To be done
Below is a block of data; give all of it again word for word.

Records for processing

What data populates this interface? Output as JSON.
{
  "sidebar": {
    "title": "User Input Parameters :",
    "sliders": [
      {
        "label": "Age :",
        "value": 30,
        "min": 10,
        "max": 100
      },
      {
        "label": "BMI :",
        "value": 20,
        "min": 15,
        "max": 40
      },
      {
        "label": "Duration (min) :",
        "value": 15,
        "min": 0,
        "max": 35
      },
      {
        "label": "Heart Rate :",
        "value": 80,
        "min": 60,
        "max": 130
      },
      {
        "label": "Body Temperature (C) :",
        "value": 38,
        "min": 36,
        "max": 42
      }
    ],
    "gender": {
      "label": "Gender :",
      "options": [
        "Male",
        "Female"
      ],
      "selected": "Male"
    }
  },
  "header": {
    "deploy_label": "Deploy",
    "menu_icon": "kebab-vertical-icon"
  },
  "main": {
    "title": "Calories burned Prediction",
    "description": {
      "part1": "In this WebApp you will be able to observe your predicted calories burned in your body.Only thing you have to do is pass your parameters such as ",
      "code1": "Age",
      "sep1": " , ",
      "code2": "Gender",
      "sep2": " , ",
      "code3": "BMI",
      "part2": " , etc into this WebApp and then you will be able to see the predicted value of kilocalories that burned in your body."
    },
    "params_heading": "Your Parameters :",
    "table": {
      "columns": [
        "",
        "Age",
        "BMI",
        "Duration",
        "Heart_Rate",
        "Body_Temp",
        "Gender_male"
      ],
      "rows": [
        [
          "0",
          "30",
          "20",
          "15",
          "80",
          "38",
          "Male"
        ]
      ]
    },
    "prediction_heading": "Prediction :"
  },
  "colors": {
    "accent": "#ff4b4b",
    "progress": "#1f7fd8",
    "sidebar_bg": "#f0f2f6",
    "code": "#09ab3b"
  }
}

Expected answer
What data populates this interface? Output as JSON.
{
  "sidebar": {
    "title": "User Input Parameters :",
    "sliders": [
      {
        "label": "Age :",
        "value": 30,
        "min": 10,
        "max": 100
      },
      {
        "label": "BMI :",
        "value": 20,
        "min": 15,
        "max": 40
      },
      {
        "label": "Duration (min) :",
        "value": 15,
        "min": 0,
        "max": 35
      },
      {
        "label": "Heart Rate :",
        "value": 80,
        "min": 60,
        "max": 130
      },
      {
        "label": "Body Temperature (C) :",
        "value": 38,
        "min": 36,
        "max": 42
      }
    ],
    "gender": {
      "label": "Gender :",
      "options": [
        "Male",
        "Female"
      ],
      "selected": "Male"
    }
  },
  "header": {
    "deploy_label": "Deploy",
    "menu_icon": "kebab-vertical-icon"
  },
  "main": {
    "title": "Calories burned Prediction",
    "description": {
      "part1": "In this WebApp you will be able to observe your predicted calories burned in your body.Only thing you have to do is pass your parameters such as ",
      "code1": "Age",
      "sep1": " , ",
      "code2": "Gender",
      "sep2": " , ",
      "code3": "BMI",
      "part2": " , etc into this WebApp and then you will be able to see the predicted value of kilocalories that burned in your body."
    },
    "params_heading": "Your Parameters :",
    "table": {
      "columns": [
        "",
        "Age",
        "BMI",
        "Duration",
        "Heart_Rate",
        "Body_Temp",
        "Gender_male"
      ],
      "rows": [
        [
          "0",
          "30",
          "20",
          "15",
          "80",
          "38",
          "Male"
        ]
      ]
    },
    "prediction_heading": "Prediction :"
  },
  "colors": {
    "accent": "#ff4b4b",
    "progress": "#1f7fd8",
    "sidebar_bg": "#f0f2f6",
    "code": "#09ab3b"
  }
}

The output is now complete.